* [Request]:
Show all lines of the listing that hold the word "vitrine".

━━━━━━━━━━━━━━━━━━━━

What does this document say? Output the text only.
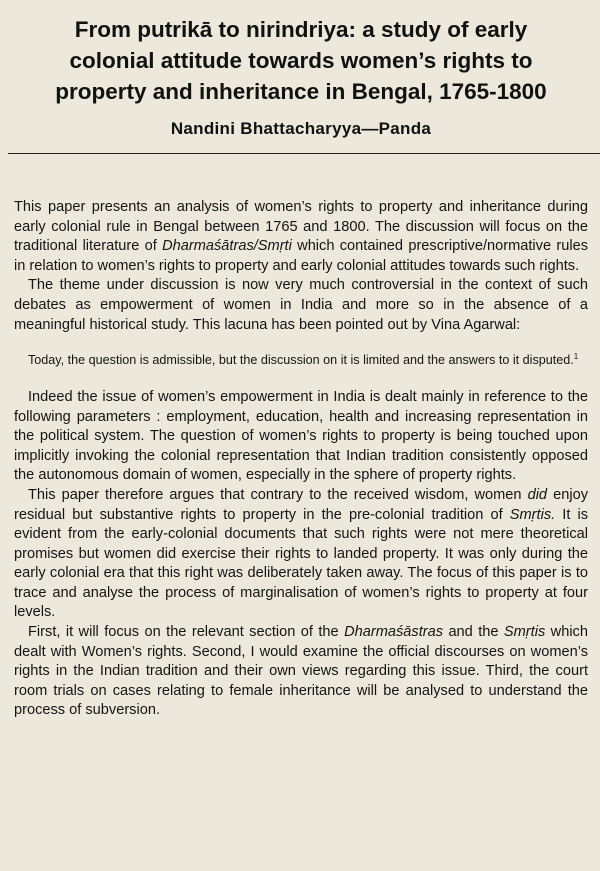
From putrikā to nirindriya: a study of early
colonial attitude towards women’s rights to
property and inheritance in Bengal, 1765-1800
Nandini Bhattacharyya—Panda

This paper presents an analysis of women’s rights to property and inheritance during early colonial rule in Bengal between 1765 and 1800. The discussion will focus on the traditional literature of Dharmaśātras/Smṛti which contained prescriptive/normative rules in relation to women’s rights to property and early colonial attitudes towards such rights.

The theme under discussion is now very much controversial in the context of such debates as empowerment of women in India and more so in the absence of a meaningful historical study. This lacuna has been pointed out by Vina Agarwal:

Today, the question is admissible, but the discussion on it is limited and the answers to it disputed.$^1$

Indeed the issue of women’s empowerment in India is dealt mainly in reference to the following parameters : employment, education, health and increasing representation in the political system. The question of women’s rights to property is being touched upon implicitly invoking the colonial representation that Indian tradition consistently opposed the autonomous domain of women, especially in the sphere of property rights.

This paper therefore argues that contrary to the received wisdom, women did enjoy residual but substantive rights to property in the pre-colonial tradition of Smṛtis. It is evident from the early-colonial documents that such rights were not mere theoretical promises but women did exercise their rights to landed property. It was only during the early colonial era that this right was deliberately taken away. The focus of this paper is to trace and analyse the process of marginalisation of women’s rights to property at four levels.

First, it will focus on the relevant section of the Dharmaśāstras and the Smṛtis which dealt with Women’s rights. Second, I would examine the official discourses on women’s rights in the Indian tradition and their own views regarding this issue. Third, the court room trials on cases relating to female inheritance will be analysed to understand the process of subversion.
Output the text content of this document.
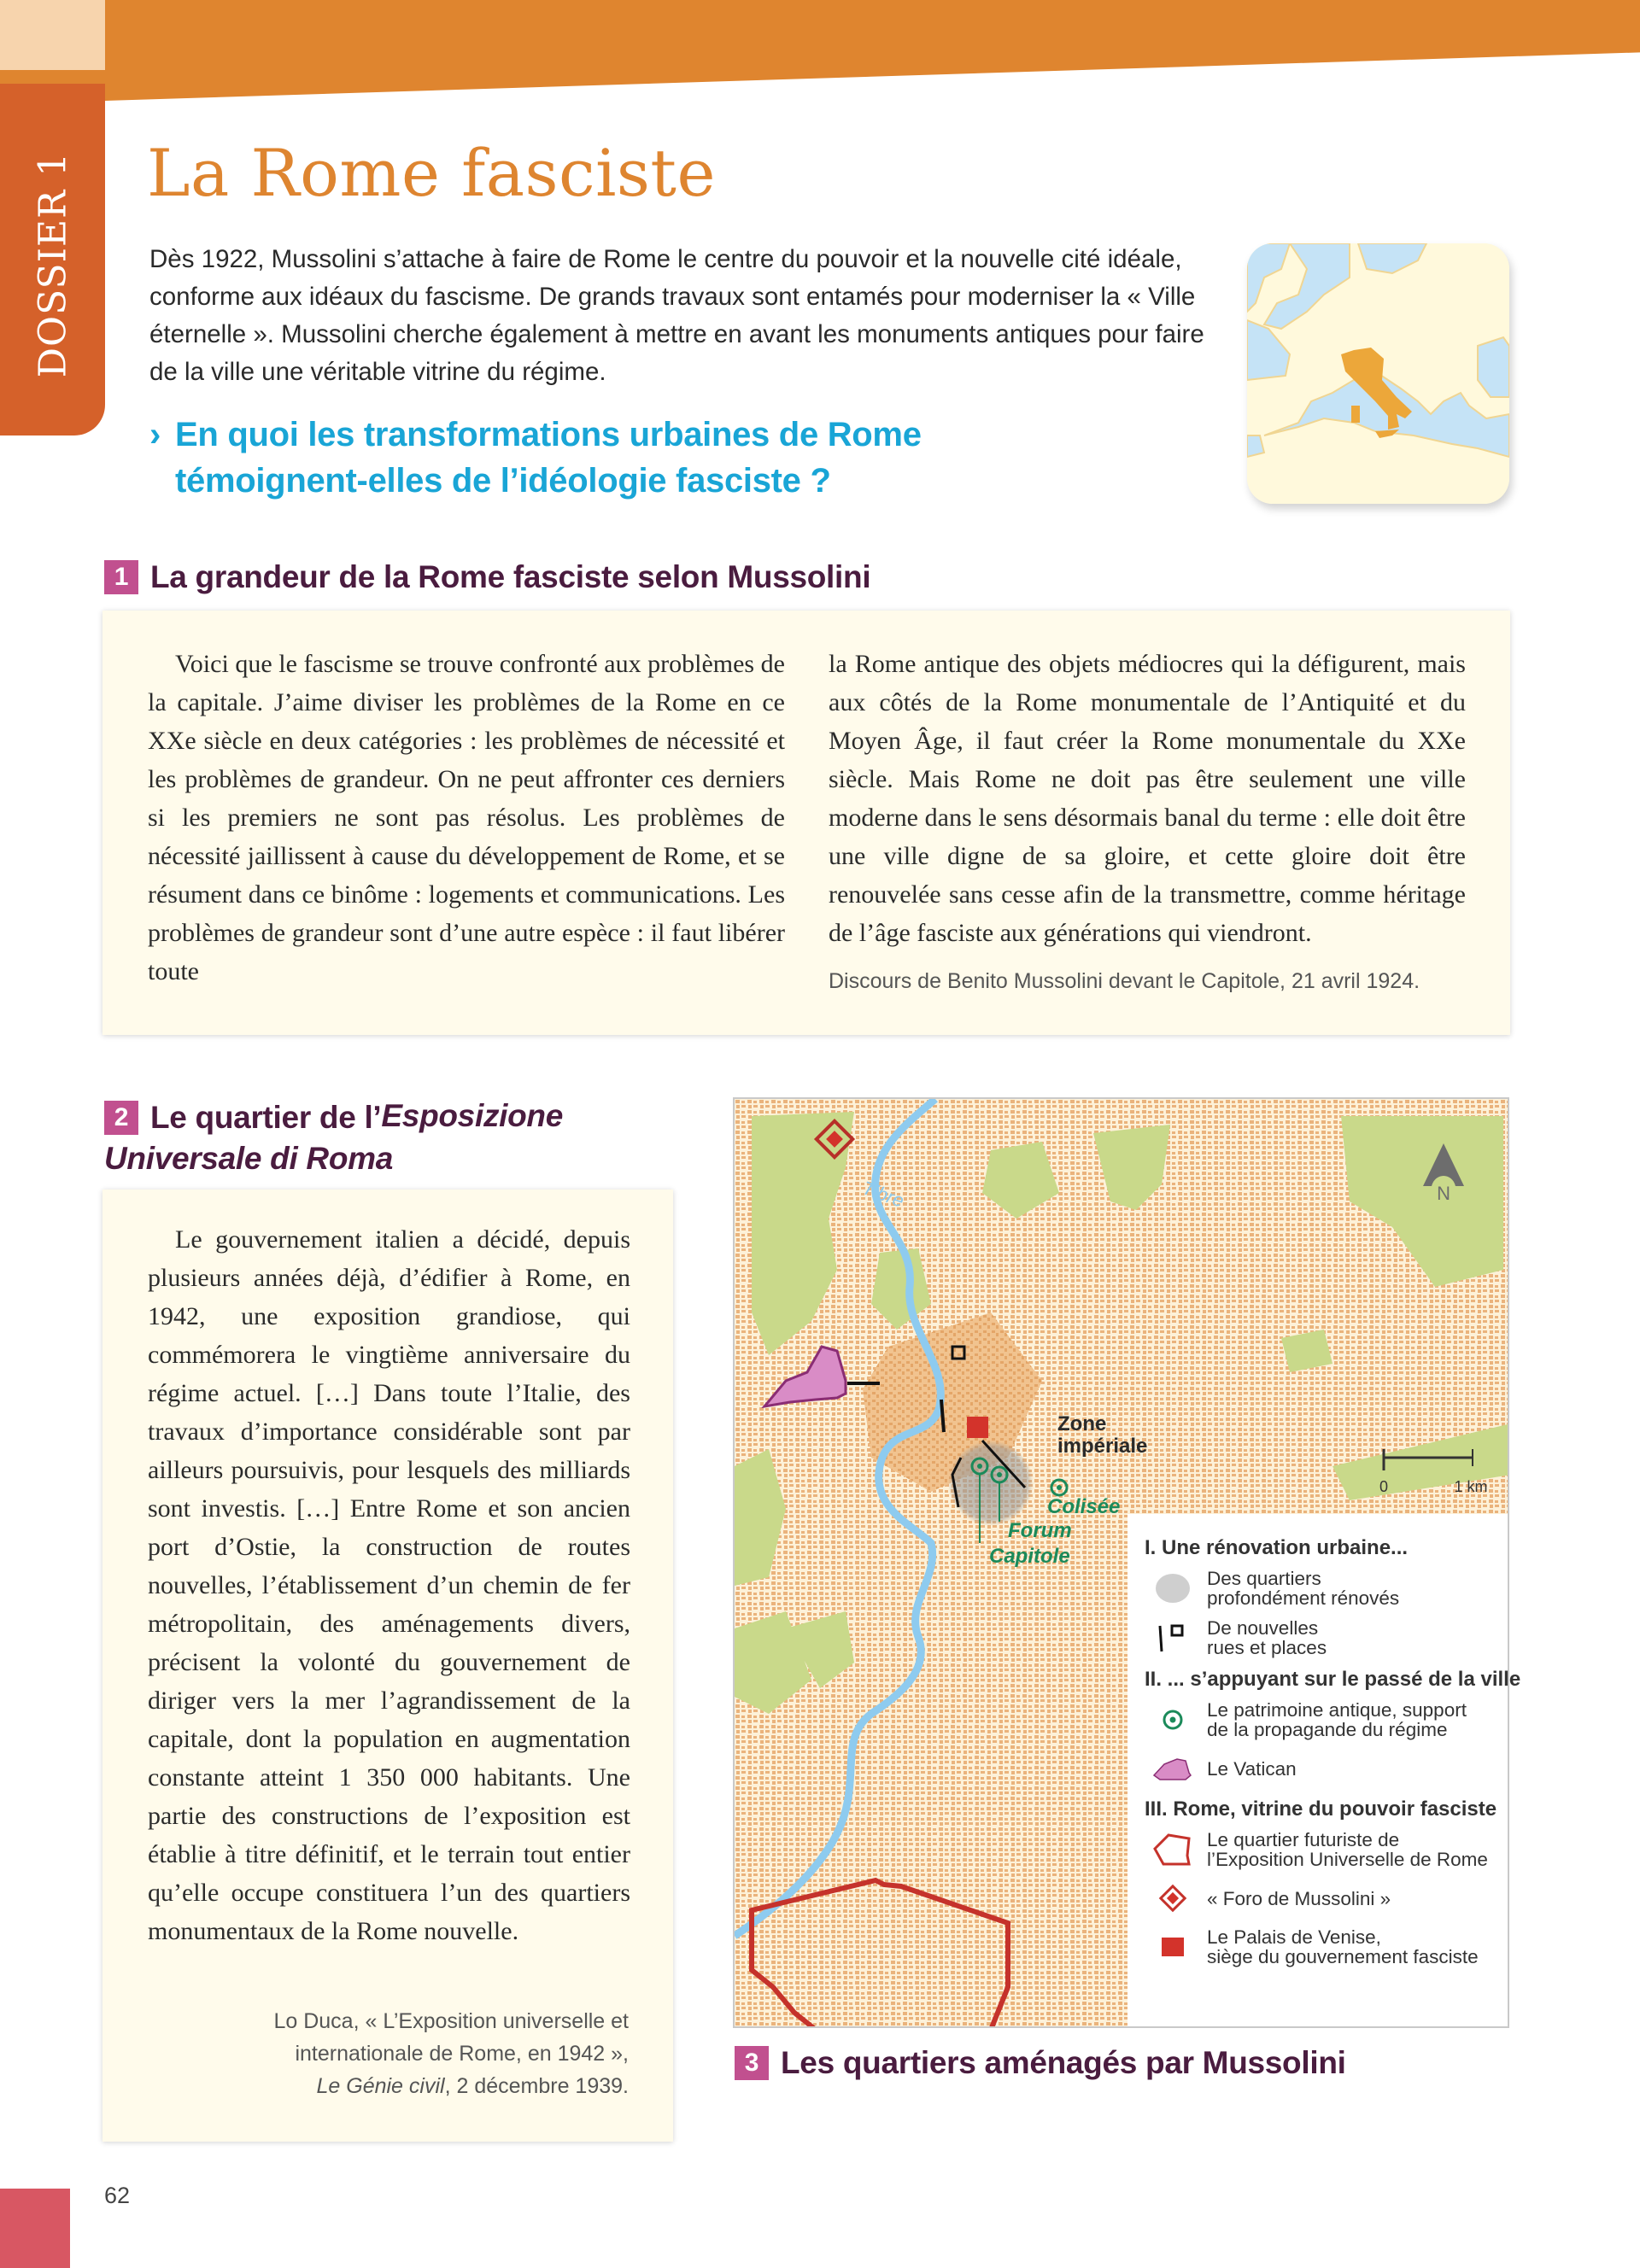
DOSSIER 1 La Rome fasciste

Dès 1922, Mussolini s’attache à faire de Rome le centre du pouvoir et la nouvelle cité idéale, conforme aux idéaux du fascisme. De grands travaux sont entamés pour moderniser la « Ville éternelle ». Mussolini cherche également à mettre en avant les monuments antiques pour faire de la ville une véritable vitrine du régime.

› En quoi les transformations urbaines de Rome témoignent-elles de l’idéologie fasciste ?
1 La grandeur de la Rome fasciste selon Mussolini

Voici que le fascisme se trouve confronté aux problèmes de la capitale. J’aime diviser les problèmes de la Rome en ce XXe siècle en deux catégories : les problèmes de nécessité et les problèmes de grandeur. On ne peut affronter ces derniers si les premiers ne sont pas résolus. Les problèmes de nécessité jaillissent à cause du développement de Rome, et se résument dans ce binôme : logements et communications. Les problèmes de grandeur sont d’une autre espèce : il faut libérer toute

la Rome antique des objets médiocres qui la défigurent, mais aux côtés de la Rome monumentale de l’Antiquité et du Moyen Âge, il faut créer la Rome monumentale du XXe siècle. Mais Rome ne doit pas être seulement une ville moderne dans le sens désormais banal du terme : elle doit être une ville digne de sa gloire, et cette gloire doit être renouvelée sans cesse afin de la transmettre, comme héritage de l’âge fasciste aux générations qui viendront.

Discours de Benito Mussolini devant le Capitole, 21 avril 1924.

2 Le quartier de l’Esposizione
Universale di Roma

Le gouvernement italien a décidé, depuis plusieurs années déjà, d’édifier à Rome, en 1942, une exposition grandiose, qui commémorera le vingtième anniversaire du régime actuel. […] Dans toute l’Italie, des travaux d’importance considérable sont par ailleurs poursuivis, pour lesquels des milliards sont investis. […] Entre Rome et son ancien port d’Ostie, la construction de routes nouvelles, l’établissement d’un chemin de fer métropolitain, des aménagements divers, précisent la volonté du gouvernement de diriger vers la mer l’agrandissement de la capitale, dont la population en augmentation constante atteint 1 350 000 habitants. Une partie des constructions de l’exposition est établie à titre définitif, et le terrain tout entier qu’elle occupe constituera l’un des quartiers monumentaux de la Rome nouvelle.

Lo Duca, « L’Exposition universelle et
internationale de Rome, en 1942 »,
Le Génie civil, 2 décembre 1939.
Tibre	N
0	1 km
Zone
impériale
Colisée
Forum
Capitole	I. Une rénovation urbaine...
Des quartiers
profondément rénovés
De nouvelles
rues et places
II. ... s’appuyant sur le passé de la ville
Le patrimoine antique, support
de la propagande du régime
Le Vatican
III. Rome, vitrine du pouvoir fasciste
Le quartier futuriste de
l’Exposition Universelle de Rome
« Foro de Mussolini »
Le Palais de Venise,
siège du gouvernement fasciste
3 Les quartiers aménagés par Mussolini
62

━━━━━━━━━━━━━━━━━━━━

* [Task response]:
Dès 1922, Mussolini s’attache à faire de Rome le centre du pouvoir et la nouvelle cité idéale, conforme aux idéaux du fascisme. De grands travaux sont entamés pour moderniser la « Ville éternelle ». Mussolini cherche également à mettre en avant les monuments antiques pour faire de la ville une véritable vitrine du régime.
III. Rome, vitrine du pouvoir fasciste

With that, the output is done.